All of the records below must be output exactly, with no pictures carried over.

Given entries ->
-- START --

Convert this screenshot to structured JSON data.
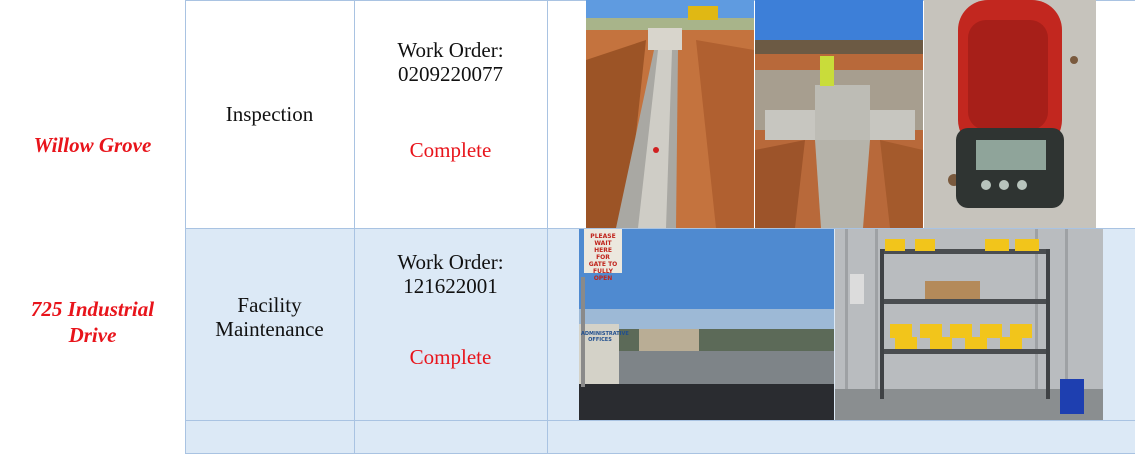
{
  "rows": [
    {
      "location": "Willow Grove",
      "type": "Inspection",
      "work_order_label": "Work Order:",
      "work_order_number": "0209220077",
      "status": "Complete"
    },
    {
      "location_line1": "725 Industrial",
      "location_line2": "Drive",
      "type_line1": "Facility",
      "type_line2": "Maintenance",
      "work_order_label": "Work Order:",
      "work_order_number": "121622001",
      "status": "Complete"
    }
  ],
  "photos": {
    "sign_text": [
      "PLEASE",
      "WAIT HERE",
      "FOR GATE TO",
      "FULLY OPEN"
    ],
    "building_sign_text": "ADMINISTRATIVE OFFICES"
  },
  "colors": {
    "accent_red": "#e8141b",
    "row_shade": "#dce9f6",
    "grid_line": "#a9c3e2"
  }
}
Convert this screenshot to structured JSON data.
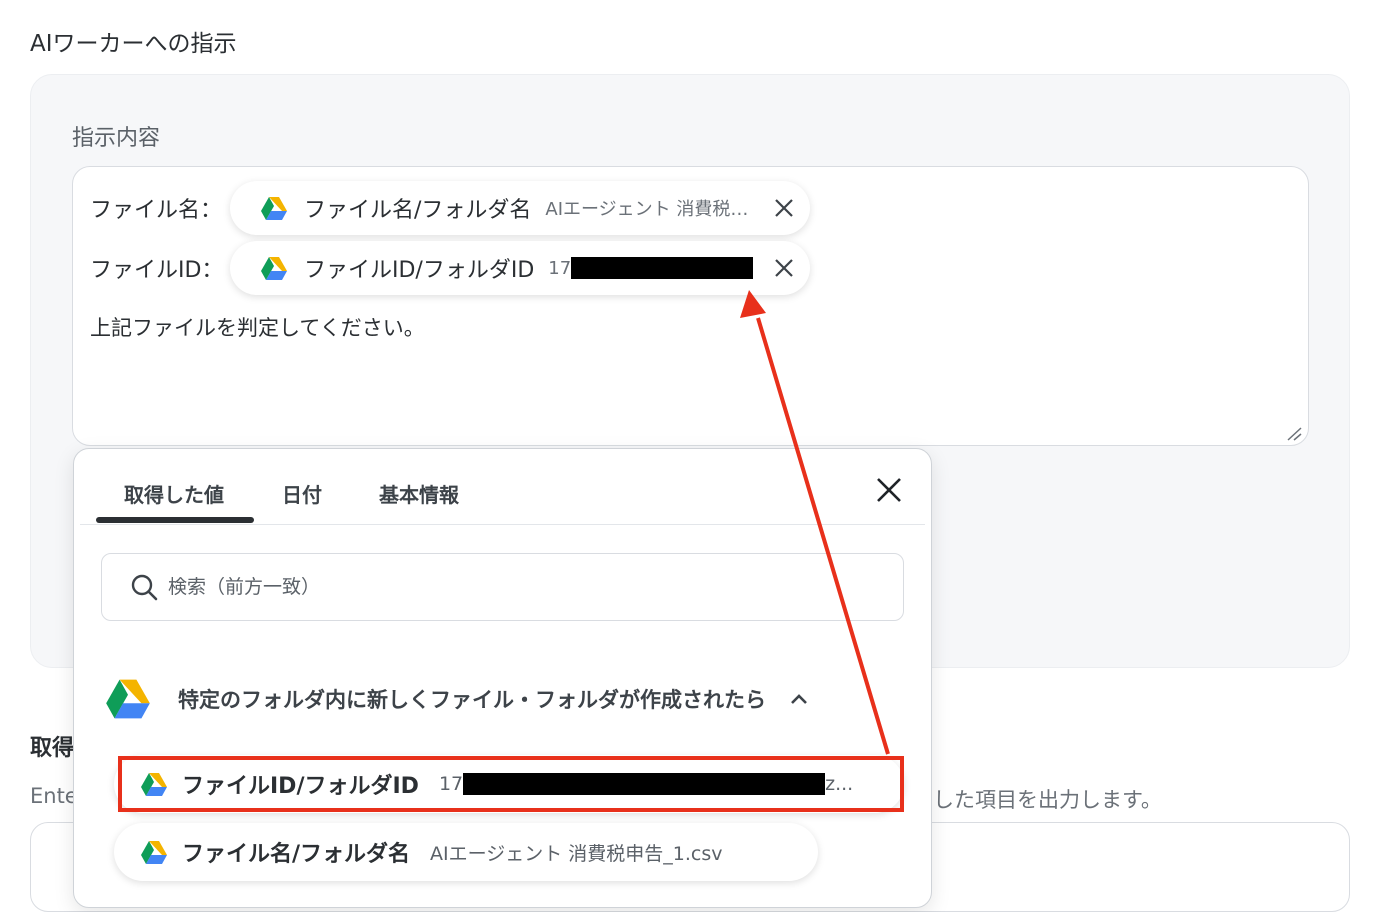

-- END --

Complete response ->
Convert this screenshot to structured JSON data.
{
  "rows": [
    {
      "location": "Willow Grove",
      "type": "Inspection",
      "work_order_label": "Work Order:",
      "work_order_number": "0209220077",
      "status": "Complete"
    },
    {
      "location_line1": "725 Industrial",
      "location_line2": "Drive",
      "type_line1": "Facility",
      "type_line2": "Maintenance",
      "work_order_label": "Work Order:",
      "work_order_number": "121622001",
      "status": "Complete"
    }
  ],
  "photos": {
    "sign_text": [
      "PLEASE",
      "WAIT HERE",
      "FOR GATE TO",
      "FULLY OPEN"
    ],
    "building_sign_text": "ADMINISTRATIVE OFFICES"
  },
  "colors": {
    "accent_red": "#e8141b",
    "row_shade": "#dce9f6",
    "grid_line": "#a9c3e2"
  }
}
Convert this screenshot to structured JSON data.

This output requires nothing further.